> _Extracted records_
^^^^^^^^
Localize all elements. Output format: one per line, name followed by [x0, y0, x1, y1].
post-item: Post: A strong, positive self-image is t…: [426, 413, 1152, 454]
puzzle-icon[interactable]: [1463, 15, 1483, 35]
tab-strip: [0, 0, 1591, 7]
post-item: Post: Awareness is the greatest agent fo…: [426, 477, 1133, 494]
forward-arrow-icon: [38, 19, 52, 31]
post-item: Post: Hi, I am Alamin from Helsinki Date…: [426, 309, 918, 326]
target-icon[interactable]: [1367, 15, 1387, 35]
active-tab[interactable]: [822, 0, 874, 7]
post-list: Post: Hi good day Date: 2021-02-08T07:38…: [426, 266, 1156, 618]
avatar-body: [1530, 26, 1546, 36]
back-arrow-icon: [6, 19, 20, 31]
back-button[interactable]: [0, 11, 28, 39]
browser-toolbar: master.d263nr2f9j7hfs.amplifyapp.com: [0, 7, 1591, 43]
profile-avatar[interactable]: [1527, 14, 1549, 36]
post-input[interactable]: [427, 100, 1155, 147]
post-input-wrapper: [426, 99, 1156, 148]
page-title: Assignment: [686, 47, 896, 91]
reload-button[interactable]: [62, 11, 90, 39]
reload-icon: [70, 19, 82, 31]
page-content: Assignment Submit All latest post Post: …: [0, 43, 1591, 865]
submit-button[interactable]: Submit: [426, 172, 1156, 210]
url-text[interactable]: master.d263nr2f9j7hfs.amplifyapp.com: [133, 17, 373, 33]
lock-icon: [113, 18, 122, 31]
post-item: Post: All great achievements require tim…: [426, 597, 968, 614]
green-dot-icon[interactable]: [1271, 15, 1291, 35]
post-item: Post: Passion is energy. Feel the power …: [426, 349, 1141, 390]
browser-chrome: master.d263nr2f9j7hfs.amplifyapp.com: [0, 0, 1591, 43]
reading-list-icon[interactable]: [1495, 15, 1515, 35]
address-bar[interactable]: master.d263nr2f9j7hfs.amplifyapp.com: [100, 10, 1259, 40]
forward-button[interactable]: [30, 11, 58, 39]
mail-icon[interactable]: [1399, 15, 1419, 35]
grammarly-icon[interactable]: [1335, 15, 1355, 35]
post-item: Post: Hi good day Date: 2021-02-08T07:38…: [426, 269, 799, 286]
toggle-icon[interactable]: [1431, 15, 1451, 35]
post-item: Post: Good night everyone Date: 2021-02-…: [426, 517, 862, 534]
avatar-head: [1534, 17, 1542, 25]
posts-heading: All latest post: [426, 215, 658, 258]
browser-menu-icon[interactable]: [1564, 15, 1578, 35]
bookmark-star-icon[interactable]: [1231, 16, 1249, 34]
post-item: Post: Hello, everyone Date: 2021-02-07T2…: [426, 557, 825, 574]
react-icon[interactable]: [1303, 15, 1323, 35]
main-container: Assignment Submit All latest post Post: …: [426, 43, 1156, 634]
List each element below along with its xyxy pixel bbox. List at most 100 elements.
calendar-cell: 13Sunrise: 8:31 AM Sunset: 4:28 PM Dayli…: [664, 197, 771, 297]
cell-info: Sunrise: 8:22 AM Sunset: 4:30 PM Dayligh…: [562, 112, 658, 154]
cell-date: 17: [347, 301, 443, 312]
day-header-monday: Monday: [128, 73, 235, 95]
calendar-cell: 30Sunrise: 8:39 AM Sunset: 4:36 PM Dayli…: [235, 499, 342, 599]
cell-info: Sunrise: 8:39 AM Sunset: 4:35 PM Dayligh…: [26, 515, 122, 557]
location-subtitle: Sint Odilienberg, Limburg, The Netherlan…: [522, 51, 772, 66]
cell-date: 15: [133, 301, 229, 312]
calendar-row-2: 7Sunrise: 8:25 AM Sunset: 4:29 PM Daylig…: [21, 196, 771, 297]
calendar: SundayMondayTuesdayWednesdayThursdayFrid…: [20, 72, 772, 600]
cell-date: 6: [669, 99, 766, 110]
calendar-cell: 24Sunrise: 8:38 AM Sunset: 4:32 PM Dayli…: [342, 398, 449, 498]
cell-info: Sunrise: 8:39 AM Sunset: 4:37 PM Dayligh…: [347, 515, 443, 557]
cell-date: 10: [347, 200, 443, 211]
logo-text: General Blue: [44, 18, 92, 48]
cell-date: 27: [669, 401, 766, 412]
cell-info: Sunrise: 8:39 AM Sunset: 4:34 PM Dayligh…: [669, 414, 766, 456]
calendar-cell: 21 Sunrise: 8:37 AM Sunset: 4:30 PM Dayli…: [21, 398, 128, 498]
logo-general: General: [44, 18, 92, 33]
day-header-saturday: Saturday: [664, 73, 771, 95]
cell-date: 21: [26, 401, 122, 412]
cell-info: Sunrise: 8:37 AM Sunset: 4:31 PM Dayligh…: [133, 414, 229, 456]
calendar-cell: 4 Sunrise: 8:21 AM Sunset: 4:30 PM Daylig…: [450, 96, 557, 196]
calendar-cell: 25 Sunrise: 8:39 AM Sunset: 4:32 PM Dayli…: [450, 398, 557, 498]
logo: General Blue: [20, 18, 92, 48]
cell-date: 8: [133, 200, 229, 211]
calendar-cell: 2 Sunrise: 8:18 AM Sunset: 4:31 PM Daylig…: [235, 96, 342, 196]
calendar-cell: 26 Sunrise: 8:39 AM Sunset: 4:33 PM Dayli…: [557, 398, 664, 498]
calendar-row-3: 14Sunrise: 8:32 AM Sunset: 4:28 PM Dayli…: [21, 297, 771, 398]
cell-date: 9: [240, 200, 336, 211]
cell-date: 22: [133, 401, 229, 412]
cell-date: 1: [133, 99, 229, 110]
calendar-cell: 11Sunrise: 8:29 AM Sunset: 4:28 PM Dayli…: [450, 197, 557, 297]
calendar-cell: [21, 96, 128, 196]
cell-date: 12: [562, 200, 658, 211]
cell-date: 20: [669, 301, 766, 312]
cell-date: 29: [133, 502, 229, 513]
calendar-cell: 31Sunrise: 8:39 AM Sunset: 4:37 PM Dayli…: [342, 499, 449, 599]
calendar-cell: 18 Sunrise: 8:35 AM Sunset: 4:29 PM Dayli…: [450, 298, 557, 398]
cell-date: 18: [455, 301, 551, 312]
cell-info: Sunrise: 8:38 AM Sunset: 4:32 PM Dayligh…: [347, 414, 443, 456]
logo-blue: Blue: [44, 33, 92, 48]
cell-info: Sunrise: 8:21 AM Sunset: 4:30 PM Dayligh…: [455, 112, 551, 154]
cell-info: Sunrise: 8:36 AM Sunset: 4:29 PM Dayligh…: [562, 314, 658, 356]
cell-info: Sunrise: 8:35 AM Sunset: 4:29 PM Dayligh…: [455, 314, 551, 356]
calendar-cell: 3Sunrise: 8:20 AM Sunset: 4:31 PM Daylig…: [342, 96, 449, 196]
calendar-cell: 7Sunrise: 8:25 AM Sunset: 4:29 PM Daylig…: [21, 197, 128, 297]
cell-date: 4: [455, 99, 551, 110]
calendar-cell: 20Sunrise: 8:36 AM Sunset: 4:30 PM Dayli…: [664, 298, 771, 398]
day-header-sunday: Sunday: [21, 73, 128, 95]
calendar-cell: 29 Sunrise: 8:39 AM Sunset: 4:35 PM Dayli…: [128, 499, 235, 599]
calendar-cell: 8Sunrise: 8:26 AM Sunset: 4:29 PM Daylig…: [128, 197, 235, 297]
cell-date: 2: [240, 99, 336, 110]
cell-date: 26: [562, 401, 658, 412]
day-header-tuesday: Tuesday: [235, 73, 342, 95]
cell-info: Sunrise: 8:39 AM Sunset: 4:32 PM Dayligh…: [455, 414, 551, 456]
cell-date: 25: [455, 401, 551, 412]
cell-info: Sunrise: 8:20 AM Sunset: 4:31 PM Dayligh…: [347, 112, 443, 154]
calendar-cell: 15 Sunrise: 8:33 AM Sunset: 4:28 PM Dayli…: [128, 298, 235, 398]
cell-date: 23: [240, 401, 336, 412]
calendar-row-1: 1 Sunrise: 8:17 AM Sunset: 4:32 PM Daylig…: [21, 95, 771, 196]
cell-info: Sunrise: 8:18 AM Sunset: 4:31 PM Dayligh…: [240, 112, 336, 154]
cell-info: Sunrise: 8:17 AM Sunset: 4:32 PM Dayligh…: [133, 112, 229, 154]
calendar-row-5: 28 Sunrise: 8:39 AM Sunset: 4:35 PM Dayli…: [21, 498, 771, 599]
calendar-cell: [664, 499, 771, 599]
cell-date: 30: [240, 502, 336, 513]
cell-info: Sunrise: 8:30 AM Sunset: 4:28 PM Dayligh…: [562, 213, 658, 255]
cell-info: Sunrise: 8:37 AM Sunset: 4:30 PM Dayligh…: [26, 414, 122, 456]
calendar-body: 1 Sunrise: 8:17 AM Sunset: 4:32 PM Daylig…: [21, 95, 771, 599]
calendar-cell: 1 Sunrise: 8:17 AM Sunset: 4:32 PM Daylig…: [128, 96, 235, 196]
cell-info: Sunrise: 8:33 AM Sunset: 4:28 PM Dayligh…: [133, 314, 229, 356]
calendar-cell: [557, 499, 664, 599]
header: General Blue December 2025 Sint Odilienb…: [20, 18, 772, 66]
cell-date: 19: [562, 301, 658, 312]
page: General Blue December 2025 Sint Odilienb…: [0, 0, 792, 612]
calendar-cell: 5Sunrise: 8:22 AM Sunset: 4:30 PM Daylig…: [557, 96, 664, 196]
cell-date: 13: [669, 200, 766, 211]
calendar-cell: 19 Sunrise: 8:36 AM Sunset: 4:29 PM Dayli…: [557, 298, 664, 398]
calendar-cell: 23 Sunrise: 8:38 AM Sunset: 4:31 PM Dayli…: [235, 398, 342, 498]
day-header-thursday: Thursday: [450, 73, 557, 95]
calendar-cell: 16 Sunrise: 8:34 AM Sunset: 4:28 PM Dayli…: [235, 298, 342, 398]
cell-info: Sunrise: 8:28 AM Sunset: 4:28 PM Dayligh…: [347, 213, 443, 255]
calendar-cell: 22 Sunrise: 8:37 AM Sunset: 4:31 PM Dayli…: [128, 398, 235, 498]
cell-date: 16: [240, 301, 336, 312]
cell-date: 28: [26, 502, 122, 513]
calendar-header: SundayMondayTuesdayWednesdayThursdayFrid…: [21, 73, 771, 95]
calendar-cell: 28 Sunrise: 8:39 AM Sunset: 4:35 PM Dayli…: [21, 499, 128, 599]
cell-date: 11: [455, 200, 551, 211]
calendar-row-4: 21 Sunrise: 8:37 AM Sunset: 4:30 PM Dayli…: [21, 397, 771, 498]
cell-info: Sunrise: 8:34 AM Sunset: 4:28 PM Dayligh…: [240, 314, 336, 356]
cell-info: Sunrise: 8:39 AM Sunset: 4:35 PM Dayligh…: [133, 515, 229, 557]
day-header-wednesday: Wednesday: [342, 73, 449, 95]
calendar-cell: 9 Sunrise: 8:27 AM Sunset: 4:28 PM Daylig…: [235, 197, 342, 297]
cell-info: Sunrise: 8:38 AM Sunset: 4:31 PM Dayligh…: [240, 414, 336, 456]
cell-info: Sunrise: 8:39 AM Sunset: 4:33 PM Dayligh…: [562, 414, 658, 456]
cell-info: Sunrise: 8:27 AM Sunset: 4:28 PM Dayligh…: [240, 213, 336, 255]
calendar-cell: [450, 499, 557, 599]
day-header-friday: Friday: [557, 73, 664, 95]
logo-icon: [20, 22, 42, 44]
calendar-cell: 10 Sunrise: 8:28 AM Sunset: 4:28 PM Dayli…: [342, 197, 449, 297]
^^^^^^^^
> _Your task_
Copy the lines above verbatim, from the first line of the records through the line containing "post-item: Post: Passion", with both ends included.

> _Answer in full_
Localize all elements. Output format: one per line, name followed by [x0, y0, x1, y1].
post-item: Post: A strong, positive self-image is t…: [426, 413, 1152, 454]
puzzle-icon[interactable]: [1463, 15, 1483, 35]
tab-strip: [0, 0, 1591, 7]
post-item: Post: Awareness is the greatest agent fo…: [426, 477, 1133, 494]
forward-arrow-icon: [38, 19, 52, 31]
post-item: Post: Hi, I am Alamin from Helsinki Date…: [426, 309, 918, 326]
target-icon[interactable]: [1367, 15, 1387, 35]
active-tab[interactable]: [822, 0, 874, 7]
post-list: Post: Hi good day Date: 2021-02-08T07:38…: [426, 266, 1156, 618]
avatar-body: [1530, 26, 1546, 36]
back-arrow-icon: [6, 19, 20, 31]
back-button[interactable]: [0, 11, 28, 39]
browser-toolbar: master.d263nr2f9j7hfs.amplifyapp.com: [0, 7, 1591, 43]
profile-avatar[interactable]: [1527, 14, 1549, 36]
post-input[interactable]: [427, 100, 1155, 147]
post-input-wrapper: [426, 99, 1156, 148]
page-title: Assignment: [686, 47, 896, 91]
reload-button[interactable]: [62, 11, 90, 39]
reload-icon: [70, 19, 82, 31]
page-content: Assignment Submit All latest post Post: …: [0, 43, 1591, 865]
submit-button[interactable]: Submit: [426, 172, 1156, 210]
url-text[interactable]: master.d263nr2f9j7hfs.amplifyapp.com: [133, 17, 373, 33]
lock-icon: [113, 18, 122, 31]
post-item: Post: All great achievements require tim…: [426, 597, 968, 614]
green-dot-icon[interactable]: [1271, 15, 1291, 35]
post-item: Post: Passion is energy. Feel the power …: [426, 349, 1141, 390]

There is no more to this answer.